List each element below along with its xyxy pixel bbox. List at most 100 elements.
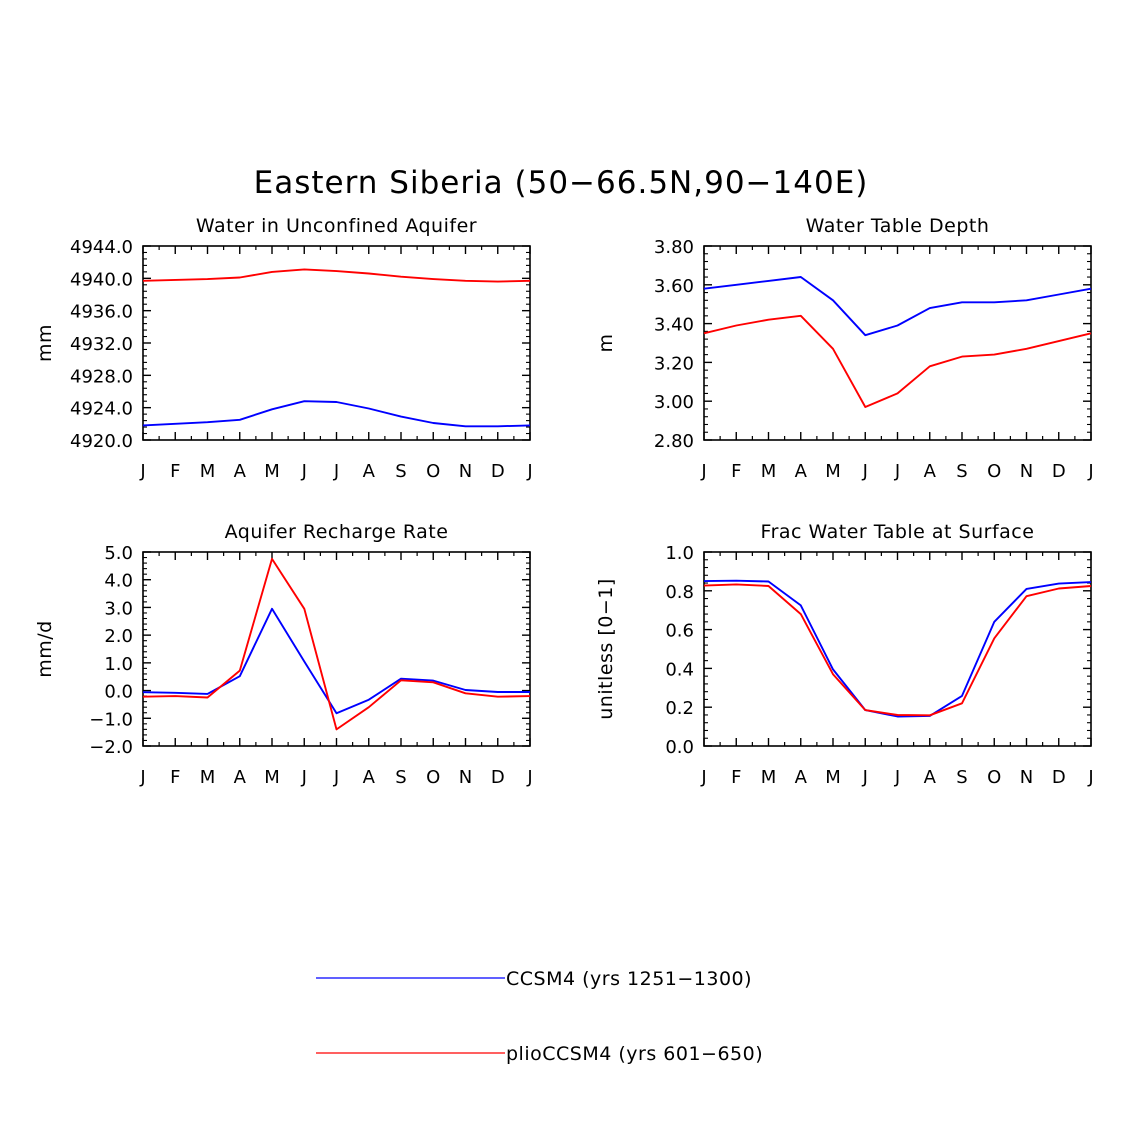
y-tick-label: 4940.0 [70,269,133,290]
x-tick-label: J [333,767,339,788]
x-tick-label: J [1087,461,1093,482]
x-tick-label: S [395,461,406,482]
legend-label-plio: plioCCSM4 (yrs 601−650) [506,1043,763,1065]
x-tick-label: M [761,767,777,788]
x-tick-label: S [956,461,967,482]
x-tick-label: J [139,461,145,482]
x-tick-label: A [234,767,247,788]
panel-title: Aquifer Recharge Rate [225,521,449,543]
y-tick-label: 5.0 [104,543,133,564]
x-tick-label: D [1052,767,1066,788]
figure-title: Eastern Siberia (50−66.5N,90−140E) [254,165,869,201]
y-tick-label: 1.0 [665,543,694,564]
series-line-ccsm4 [703,276,1092,337]
series-line-ccsm4 [142,607,530,715]
x-tick-label: F [170,767,180,788]
x-tick-label: N [459,461,472,482]
x-tick-label: A [234,461,247,482]
x-tick-label: D [1052,461,1066,482]
y-tick-label: 3.00 [654,392,694,413]
series-line-ccsm4 [142,400,531,428]
y-tick-label: 3.0 [104,598,133,619]
panel-title: Frac Water Table at Surface [761,521,1035,543]
plot-frame [703,245,1092,441]
x-tick-label: A [924,767,937,788]
y-tick-label: 1.0 [104,654,133,675]
x-tick-label: J [526,461,532,482]
y-tick-label: 4944.0 [70,237,133,258]
y-tick-label: 0.0 [104,682,133,703]
x-tick-label: J [862,461,868,482]
x-tick-label: D [491,767,505,788]
plot-frame [142,245,531,441]
x-tick-label: J [894,461,900,482]
x-tick-label: M [200,767,216,788]
x-tick-label: O [987,461,1001,482]
legend-label-ccsm4: CCSM4 (yrs 1251−1300) [506,968,752,990]
y-tick-label: −1.0 [89,709,133,730]
x-tick-label: A [795,767,808,788]
x-tick-label: M [264,461,280,482]
y-tick-label: 3.20 [654,353,694,374]
x-tick-label: M [761,461,777,482]
x-tick-label: N [459,767,472,788]
panel-title: Water in Unconfined Aquifer [196,215,477,237]
y-tick-label: 4.0 [104,571,133,592]
x-tick-label: J [700,461,706,482]
y-tick-label: 0.4 [665,659,694,680]
series-line-plioccsm4 [142,268,531,283]
y-tick-label: −2.0 [89,737,133,758]
x-tick-label: J [333,461,339,482]
y-tick-label: 4924.0 [70,399,133,420]
x-tick-label: F [170,461,180,482]
x-tick-label: J [894,767,900,788]
y-axis-label: unitless [0−1] [595,578,617,720]
y-tick-label: 0.0 [665,737,694,758]
x-tick-label: A [795,461,808,482]
x-tick-label: J [862,767,868,788]
x-tick-label: A [363,461,376,482]
x-tick-label: J [139,767,145,788]
y-tick-label: 4920.0 [70,431,133,452]
series-line-plioccsm4 [703,583,1092,717]
series-line-plioccsm4 [703,314,1092,408]
y-tick-label: 0.2 [665,698,694,719]
x-tick-label: M [264,767,280,788]
x-tick-label: N [1020,461,1033,482]
y-tick-label: 4932.0 [70,334,133,355]
y-axis-label: m [595,333,617,352]
x-tick-label: S [395,767,406,788]
series-line-ccsm4 [703,579,1092,718]
y-tick-label: 4936.0 [70,302,133,323]
plot-frame [142,551,531,747]
panel-title: Water Table Depth [806,215,990,237]
x-tick-label: O [426,767,440,788]
x-tick-label: J [700,767,706,788]
x-tick-label: J [301,461,307,482]
x-tick-label: A [924,461,937,482]
x-tick-label: J [301,767,307,788]
y-tick-label: 3.80 [654,237,694,258]
y-axis-label: mm/d [34,620,56,677]
y-tick-label: 3.40 [654,315,694,336]
x-tick-label: M [200,461,216,482]
y-tick-label: 0.6 [665,621,694,642]
x-tick-label: O [987,767,1001,788]
y-axis-label: mm [34,324,56,362]
y-tick-label: 4928.0 [70,366,133,387]
y-tick-label: 0.8 [665,582,694,603]
y-tick-label: 2.0 [104,626,133,647]
x-tick-label: F [731,461,741,482]
x-tick-label: O [426,461,440,482]
x-tick-label: S [956,767,967,788]
x-tick-label: N [1020,767,1033,788]
y-tick-label: 2.80 [654,431,694,452]
series-line-plioccsm4 [142,557,531,731]
x-tick-label: D [491,461,505,482]
x-tick-label: A [363,767,376,788]
y-tick-label: 3.60 [654,276,694,297]
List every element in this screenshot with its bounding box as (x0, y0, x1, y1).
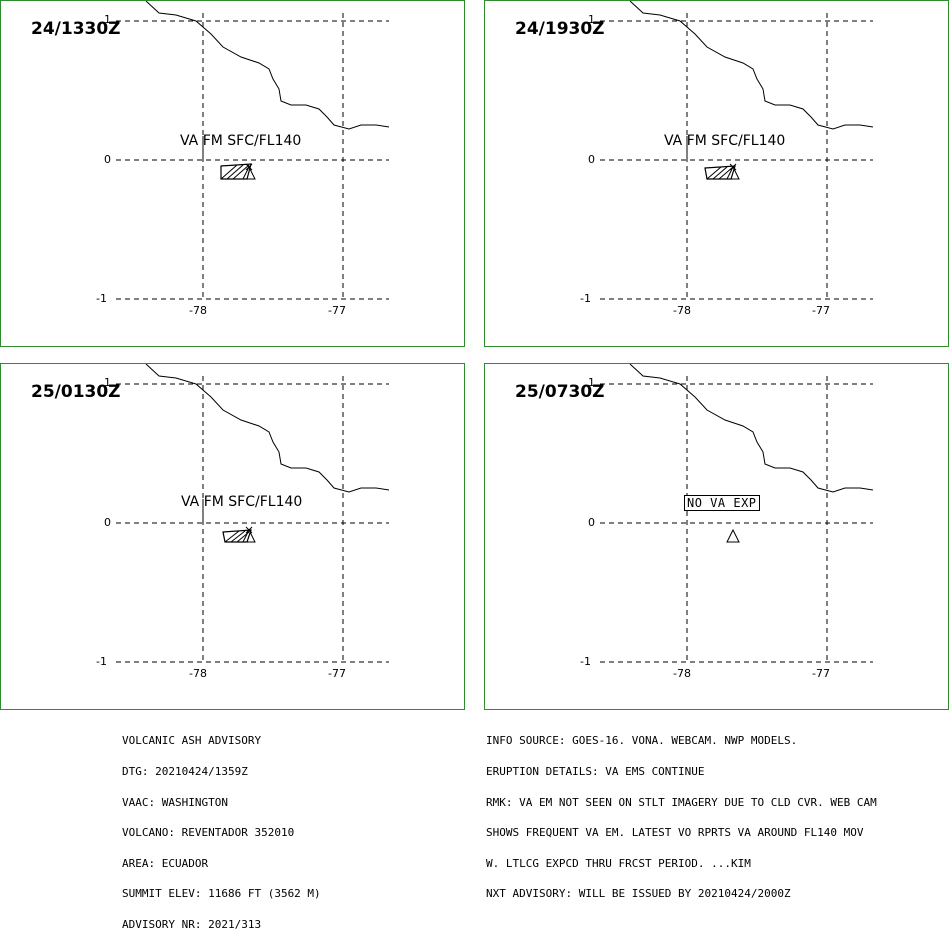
coastline (145, 1, 390, 130)
ash-altitude-label: VA FM SFC/FL140 (181, 494, 303, 510)
forecast-time: 25/0730Z (515, 382, 605, 402)
lon-label-right: -77 (328, 304, 346, 317)
lon-label-left: -78 (673, 304, 691, 317)
lat-label-top: 1 (588, 376, 595, 389)
lat-label-top: 1 (104, 376, 111, 389)
lon-label-right: -77 (812, 304, 830, 317)
map-graphic (116, 1, 390, 300)
map-panel-3: 25/0130Z VA FM SFC/FL140 1 0 -1 -78 -77 (0, 363, 465, 710)
advisory-info-left: VOLCANIC ASH ADVISORY DTG: 20210424/1359… (122, 716, 321, 940)
advisory-line: NXT ADVISORY: WILL BE ISSUED BY 20210424… (486, 887, 791, 901)
lat-label-mid: 0 (588, 516, 595, 529)
lat-label-bot: -1 (580, 292, 591, 305)
advisory-line: AREA: ECUADOR (122, 856, 209, 870)
advisory-line: DTG: 20210424/1359Z (122, 765, 248, 779)
lat-label-bot: -1 (580, 655, 591, 668)
advisory-line: VOLCANIC ASH ADVISORY (122, 734, 262, 748)
forecast-time: 25/0130Z (31, 382, 121, 402)
lat-label-bot: -1 (96, 292, 107, 305)
forecast-time: 24/1930Z (515, 19, 605, 39)
lon-label-left: -78 (673, 667, 691, 680)
lat-label-mid: 0 (104, 153, 111, 166)
coastline (145, 364, 390, 493)
volcano-icon (242, 526, 256, 543)
map-graphic (600, 364, 874, 663)
lat-label-bot: -1 (96, 655, 107, 668)
ash-altitude-label: VA FM SFC/FL140 (664, 133, 786, 149)
advisory-line: INFO SOURCE: GOES-16. VONA. WEBCAM. NWP … (486, 734, 798, 748)
lat-label-top: 1 (104, 13, 111, 26)
volcano-icon (242, 163, 256, 180)
ash-altitude-label: VA FM SFC/FL140 (180, 133, 302, 149)
map-graphic (116, 364, 390, 663)
advisory-line: VAAC: WASHINGTON (122, 795, 228, 809)
advisory-line: ERUPTION DETAILS: VA EMS CONTINUE (486, 765, 705, 779)
no-ash-label: NO VA EXP (684, 495, 760, 511)
advisory-line: RMK: VA EM NOT SEEN ON STLT IMAGERY DUE … (486, 795, 877, 809)
lat-label-mid: 0 (104, 516, 111, 529)
map-panel-4: 25/0730Z NO VA EXP 1 0 -1 -78 -77 (484, 363, 949, 710)
map-panel-2: 24/1930Z VA FM SFC/FL140 1 0 -1 -78 -77 (484, 0, 949, 347)
lat-label-top: 1 (588, 13, 595, 26)
advisory-line: SHOWS FREQUENT VA EM. LATEST VO RPRTS VA… (486, 826, 864, 840)
lat-label-mid: 0 (588, 153, 595, 166)
advisory-line: SUMMIT ELEV: 11686 FT (3562 M) (122, 887, 321, 901)
lon-label-left: -78 (189, 304, 207, 317)
volcano-icon (726, 528, 740, 543)
advisory-line: VOLCANO: REVENTADOR 352010 (122, 826, 295, 840)
map-panel-1: 24/1330Z VA FM SFC/FL140 1 0 -1 -78 -77 (0, 0, 465, 347)
map-graphic (600, 1, 874, 300)
advisory-info-right: INFO SOURCE: GOES-16. VONA. WEBCAM. NWP … (486, 716, 877, 910)
lon-label-left: -78 (189, 667, 207, 680)
forecast-time: 24/1330Z (31, 19, 121, 39)
volcano-icon (726, 163, 740, 180)
advisory-line: ADVISORY NR: 2021/313 (122, 918, 262, 932)
coastline (629, 1, 874, 130)
advisory-line: W. LTLCG EXPCD THRU FRCST PERIOD. ...KIM (486, 856, 751, 870)
lon-label-right: -77 (328, 667, 346, 680)
coastline (629, 364, 874, 493)
lon-label-right: -77 (812, 667, 830, 680)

____

* _Task to complete_
Rewrite the records that start with the line containing "coastline (145, 1, 390, 130)" and end with the line containing "map-panel-3: 25/0130Z VA", swapping "lat-label-top" for "lat-label-upper" and leaving everything else unchanged.

* _Task answer_
coastline (145, 1, 390, 130)
ash-altitude-label: VA FM SFC/FL140 (181, 494, 303, 510)
forecast-time: 25/0730Z (515, 382, 605, 402)
lon-label-right: -77 (328, 304, 346, 317)
lon-label-left: -78 (673, 304, 691, 317)
lat-label-upper: 1 (588, 376, 595, 389)
lat-label-upper: 1 (104, 376, 111, 389)
lon-label-right: -77 (812, 304, 830, 317)
map-graphic (116, 1, 390, 300)
map-panel-3: 25/0130Z VA FM SFC/FL140 1 0 -1 -78 -77 (0, 363, 465, 710)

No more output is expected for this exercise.